§ PROBLEM REQUIREMENTS: Please copy the entries below word for word, leaving out the pictures.
□ □ □ □
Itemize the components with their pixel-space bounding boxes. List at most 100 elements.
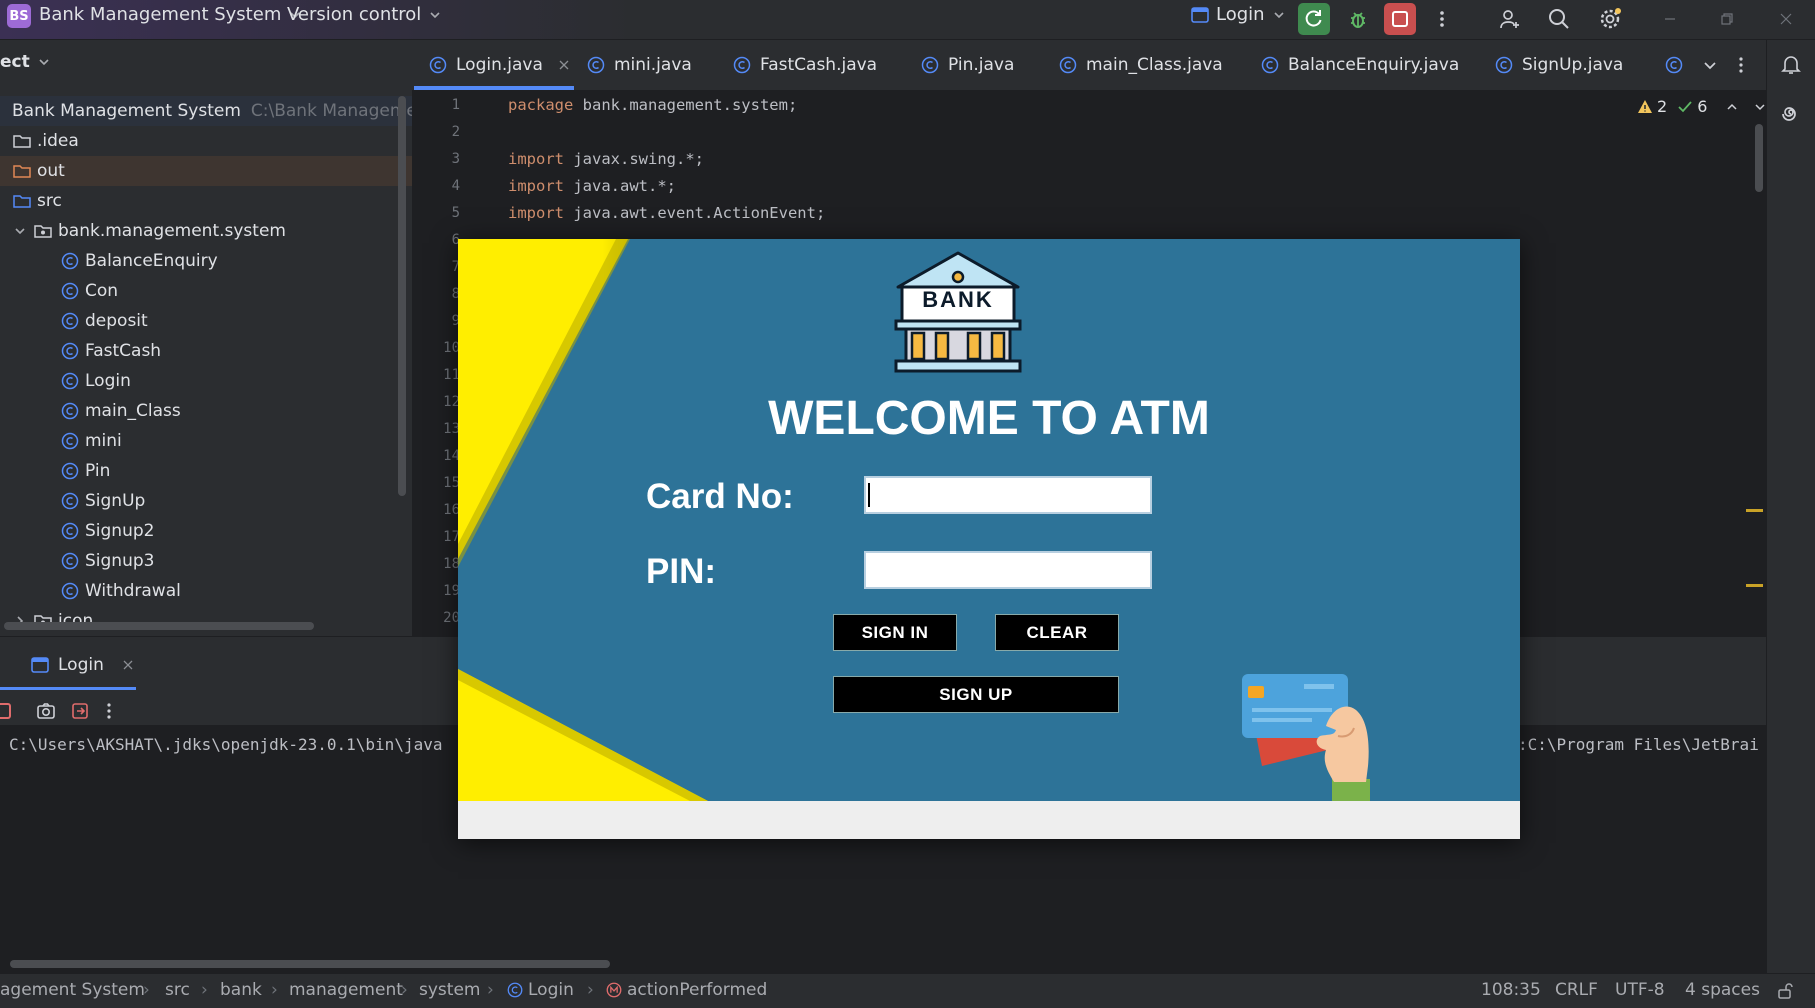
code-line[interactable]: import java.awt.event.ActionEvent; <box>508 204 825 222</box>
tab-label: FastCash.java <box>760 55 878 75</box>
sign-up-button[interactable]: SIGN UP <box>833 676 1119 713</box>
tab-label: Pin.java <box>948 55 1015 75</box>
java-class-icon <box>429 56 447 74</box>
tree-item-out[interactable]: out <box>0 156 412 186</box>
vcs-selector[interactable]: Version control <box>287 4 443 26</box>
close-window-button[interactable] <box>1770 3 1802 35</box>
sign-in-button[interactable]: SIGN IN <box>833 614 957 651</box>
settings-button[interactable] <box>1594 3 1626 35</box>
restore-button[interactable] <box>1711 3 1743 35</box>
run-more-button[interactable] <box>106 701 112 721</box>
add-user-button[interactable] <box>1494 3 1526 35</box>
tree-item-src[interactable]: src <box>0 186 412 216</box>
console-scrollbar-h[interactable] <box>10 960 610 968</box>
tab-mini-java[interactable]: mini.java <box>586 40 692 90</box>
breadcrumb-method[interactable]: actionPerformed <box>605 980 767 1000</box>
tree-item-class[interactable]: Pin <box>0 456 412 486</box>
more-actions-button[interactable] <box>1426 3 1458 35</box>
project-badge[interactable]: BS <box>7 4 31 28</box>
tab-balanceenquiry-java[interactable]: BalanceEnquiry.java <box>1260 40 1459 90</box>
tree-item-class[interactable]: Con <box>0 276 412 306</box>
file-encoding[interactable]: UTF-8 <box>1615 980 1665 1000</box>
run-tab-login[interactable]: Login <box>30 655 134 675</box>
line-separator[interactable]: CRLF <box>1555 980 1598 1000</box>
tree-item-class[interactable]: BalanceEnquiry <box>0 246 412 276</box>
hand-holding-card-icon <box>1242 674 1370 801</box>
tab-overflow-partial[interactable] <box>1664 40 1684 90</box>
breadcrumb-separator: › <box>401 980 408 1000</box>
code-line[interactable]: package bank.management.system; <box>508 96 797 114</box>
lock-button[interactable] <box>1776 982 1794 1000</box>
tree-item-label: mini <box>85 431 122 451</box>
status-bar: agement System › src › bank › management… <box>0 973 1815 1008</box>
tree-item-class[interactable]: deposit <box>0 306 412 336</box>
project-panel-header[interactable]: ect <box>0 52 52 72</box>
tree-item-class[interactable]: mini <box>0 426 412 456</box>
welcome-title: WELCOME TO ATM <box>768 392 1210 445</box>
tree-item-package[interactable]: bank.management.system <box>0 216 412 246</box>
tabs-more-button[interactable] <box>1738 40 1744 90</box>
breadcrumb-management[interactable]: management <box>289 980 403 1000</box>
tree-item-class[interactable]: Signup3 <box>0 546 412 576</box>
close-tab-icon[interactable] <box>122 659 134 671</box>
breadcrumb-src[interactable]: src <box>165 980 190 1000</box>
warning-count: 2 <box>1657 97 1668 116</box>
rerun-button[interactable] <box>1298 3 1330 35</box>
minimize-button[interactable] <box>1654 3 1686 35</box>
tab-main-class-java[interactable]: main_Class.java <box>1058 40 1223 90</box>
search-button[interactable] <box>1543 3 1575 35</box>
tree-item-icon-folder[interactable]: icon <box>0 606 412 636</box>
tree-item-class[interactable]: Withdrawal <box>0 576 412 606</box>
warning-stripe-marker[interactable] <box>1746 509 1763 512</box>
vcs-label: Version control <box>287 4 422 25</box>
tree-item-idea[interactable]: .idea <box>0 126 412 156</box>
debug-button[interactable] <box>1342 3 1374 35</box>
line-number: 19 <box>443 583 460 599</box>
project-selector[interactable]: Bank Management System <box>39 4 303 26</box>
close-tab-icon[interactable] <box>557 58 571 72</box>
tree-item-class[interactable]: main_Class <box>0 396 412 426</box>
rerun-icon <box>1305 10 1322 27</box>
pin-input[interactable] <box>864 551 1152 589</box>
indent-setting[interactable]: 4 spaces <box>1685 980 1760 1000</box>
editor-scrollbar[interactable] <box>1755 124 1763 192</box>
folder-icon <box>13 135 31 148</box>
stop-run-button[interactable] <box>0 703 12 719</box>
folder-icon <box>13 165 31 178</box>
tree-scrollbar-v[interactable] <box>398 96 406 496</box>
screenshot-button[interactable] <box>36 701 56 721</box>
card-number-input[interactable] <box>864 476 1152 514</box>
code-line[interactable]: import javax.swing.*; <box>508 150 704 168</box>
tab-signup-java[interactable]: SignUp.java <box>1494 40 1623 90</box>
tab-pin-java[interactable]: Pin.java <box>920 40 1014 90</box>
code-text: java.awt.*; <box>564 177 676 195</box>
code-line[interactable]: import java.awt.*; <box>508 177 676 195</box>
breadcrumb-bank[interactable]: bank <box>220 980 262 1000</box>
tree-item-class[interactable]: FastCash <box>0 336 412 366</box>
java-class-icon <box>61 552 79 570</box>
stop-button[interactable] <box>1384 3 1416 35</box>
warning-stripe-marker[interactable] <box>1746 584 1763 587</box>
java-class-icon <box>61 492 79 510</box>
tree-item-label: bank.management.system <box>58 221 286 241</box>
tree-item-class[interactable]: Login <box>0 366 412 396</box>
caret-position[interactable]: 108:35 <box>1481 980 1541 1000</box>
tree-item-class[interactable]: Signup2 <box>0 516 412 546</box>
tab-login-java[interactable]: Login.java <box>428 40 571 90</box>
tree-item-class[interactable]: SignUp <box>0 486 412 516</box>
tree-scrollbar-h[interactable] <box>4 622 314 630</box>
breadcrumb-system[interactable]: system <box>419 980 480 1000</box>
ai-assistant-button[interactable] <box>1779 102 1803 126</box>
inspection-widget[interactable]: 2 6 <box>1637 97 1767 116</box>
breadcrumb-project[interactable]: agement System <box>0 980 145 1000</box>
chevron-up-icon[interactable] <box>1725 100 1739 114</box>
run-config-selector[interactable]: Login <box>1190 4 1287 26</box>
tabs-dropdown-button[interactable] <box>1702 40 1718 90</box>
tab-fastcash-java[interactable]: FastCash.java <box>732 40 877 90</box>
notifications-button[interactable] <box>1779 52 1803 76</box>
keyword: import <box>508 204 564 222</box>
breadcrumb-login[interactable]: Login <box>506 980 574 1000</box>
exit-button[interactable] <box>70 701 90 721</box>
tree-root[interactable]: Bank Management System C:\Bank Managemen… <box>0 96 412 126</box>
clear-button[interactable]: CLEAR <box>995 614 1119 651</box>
□ □ □ □
§ TASK SOLUTION:
Itemize the components with their pixel-space bounding boxes. List at most 100 elements.
code-line[interactable]: import java.awt.event.ActionEvent; <box>508 204 825 222</box>
tab-label: FastCash.java <box>760 55 878 75</box>
sign-up-button[interactable]: SIGN UP <box>833 676 1119 713</box>
tab-label: Pin.java <box>948 55 1015 75</box>
java-class-icon <box>429 56 447 74</box>
tree-item-out[interactable]: out <box>0 156 412 186</box>
vcs-selector[interactable]: Version control <box>287 4 443 26</box>
close-window-button[interactable] <box>1770 3 1802 35</box>
sign-in-button[interactable]: SIGN IN <box>833 614 957 651</box>
settings-button[interactable] <box>1594 3 1626 35</box>
restore-button[interactable] <box>1711 3 1743 35</box>
run-more-button[interactable] <box>106 701 112 721</box>
add-user-button[interactable] <box>1494 3 1526 35</box>
tree-item-src[interactable]: src <box>0 186 412 216</box>
console-scrollbar-h[interactable] <box>10 960 610 968</box>
tab-mini-java[interactable]: mini.java <box>586 40 692 90</box>
breadcrumb-method[interactable]: actionPerformed <box>605 980 767 1000</box>
tree-item-class[interactable]: Pin <box>0 456 412 486</box>
more-actions-button[interactable] <box>1426 3 1458 35</box>
project-badge[interactable]: BS <box>7 4 31 28</box>
tab-balanceenquiry-java[interactable]: BalanceEnquiry.java <box>1260 40 1459 90</box>
tree-item-class[interactable]: Con <box>0 276 412 306</box>
file-encoding[interactable]: UTF-8 <box>1615 980 1665 1000</box>
run-tab-login[interactable]: Login <box>30 655 134 675</box>
line-separator[interactable]: CRLF <box>1555 980 1598 1000</box>
tree-item-class[interactable]: BalanceEnquiry <box>0 246 412 276</box>
hand-holding-card-icon <box>1242 674 1370 801</box>
tab-overflow-partial[interactable] <box>1664 40 1684 90</box>
breadcrumb-separator: › <box>401 980 408 1000</box>
code-line[interactable]: package bank.management.system; <box>508 96 797 114</box>
lock-button[interactable] <box>1776 982 1794 1000</box>
tree-item-label: mini <box>85 431 122 451</box>
status-bar: agement System › src › bank › management… <box>0 973 1815 1008</box>
tree-item-class[interactable]: deposit <box>0 306 412 336</box>
project-panel-header[interactable]: ect <box>0 52 52 72</box>
tree-item-class[interactable]: mini <box>0 426 412 456</box>
welcome-title: WELCOME TO ATM <box>768 392 1210 445</box>
tree-item-package[interactable]: bank.management.system <box>0 216 412 246</box>
tabs-more-button[interactable] <box>1738 40 1744 90</box>
breadcrumb-management[interactable]: management <box>289 980 403 1000</box>
tree-item-class[interactable]: Signup3 <box>0 546 412 576</box>
close-tab-icon[interactable] <box>122 659 134 671</box>
breadcrumb-src[interactable]: src <box>165 980 190 1000</box>
warning-count: 2 <box>1657 97 1668 116</box>
rerun-button[interactable] <box>1298 3 1330 35</box>
minimize-button[interactable] <box>1654 3 1686 35</box>
tab-main-class-java[interactable]: main_Class.java <box>1058 40 1223 90</box>
search-button[interactable] <box>1543 3 1575 35</box>
tree-item-icon-folder[interactable]: icon <box>0 606 412 636</box>
tree-item-class[interactable]: Withdrawal <box>0 576 412 606</box>
warning-stripe-marker[interactable] <box>1746 509 1763 512</box>
vcs-label: Version control <box>287 4 422 25</box>
tree-item-idea[interactable]: .idea <box>0 126 412 156</box>
debug-button[interactable] <box>1342 3 1374 35</box>
line-number: 19 <box>443 583 460 599</box>
project-selector[interactable]: Bank Management System <box>39 4 303 26</box>
close-tab-icon[interactable] <box>557 58 571 72</box>
tree-item-class[interactable]: main_Class <box>0 396 412 426</box>
rerun-icon <box>1305 10 1322 27</box>
pin-input[interactable] <box>864 551 1152 589</box>
indent-setting[interactable]: 4 spaces <box>1685 980 1760 1000</box>
editor-scrollbar[interactable] <box>1755 124 1763 192</box>
folder-icon <box>13 135 31 148</box>
stop-run-button[interactable] <box>0 703 12 719</box>
folder-icon <box>13 165 31 178</box>
tree-scrollbar-v[interactable] <box>398 96 406 496</box>
screenshot-button[interactable] <box>36 701 56 721</box>
card-number-input[interactable] <box>864 476 1152 514</box>
code-line[interactable]: import javax.swing.*; <box>508 150 704 168</box>
tab-signup-java[interactable]: SignUp.java <box>1494 40 1623 90</box>
tab-pin-java[interactable]: Pin.java <box>920 40 1014 90</box>
code-text: java.awt.*; <box>564 177 676 195</box>
code-line[interactable]: import java.awt.*; <box>508 177 676 195</box>
breadcrumb-bank[interactable]: bank <box>220 980 262 1000</box>
tree-item-class[interactable]: FastCash <box>0 336 412 366</box>
java-class-icon <box>61 552 79 570</box>
stop-button[interactable] <box>1384 3 1416 35</box>
warning-stripe-marker[interactable] <box>1746 584 1763 587</box>
java-class-icon <box>61 492 79 510</box>
tree-item-label: bank.management.system <box>58 221 286 241</box>
tree-item-class[interactable]: Login <box>0 366 412 396</box>
caret-position[interactable]: 108:35 <box>1481 980 1541 1000</box>
tree-item-class[interactable]: Signup2 <box>0 516 412 546</box>
tab-login-java[interactable]: Login.java <box>428 40 571 90</box>
tree-item-class[interactable]: SignUp <box>0 486 412 516</box>
tree-scrollbar-h[interactable] <box>4 622 314 630</box>
breadcrumb-system[interactable]: system <box>419 980 480 1000</box>
ai-assistant-button[interactable] <box>1779 102 1803 126</box>
inspection-widget[interactable]: 2 6 <box>1637 97 1767 116</box>
breadcrumb-project[interactable]: agement System <box>0 980 145 1000</box>
chevron-up-icon[interactable] <box>1725 100 1739 114</box>
run-config-selector[interactable]: Login <box>1190 4 1287 26</box>
tabs-dropdown-button[interactable] <box>1702 40 1718 90</box>
tab-fastcash-java[interactable]: FastCash.java <box>732 40 877 90</box>
notifications-button[interactable] <box>1779 52 1803 76</box>
keyword: import <box>508 204 564 222</box>
breadcrumb-login[interactable]: Login <box>506 980 574 1000</box>
exit-button[interactable] <box>70 701 90 721</box>
tree-root[interactable]: Bank Management System C:\Bank Managemen… <box>0 96 412 126</box>
clear-button[interactable]: CLEAR <box>995 614 1119 651</box>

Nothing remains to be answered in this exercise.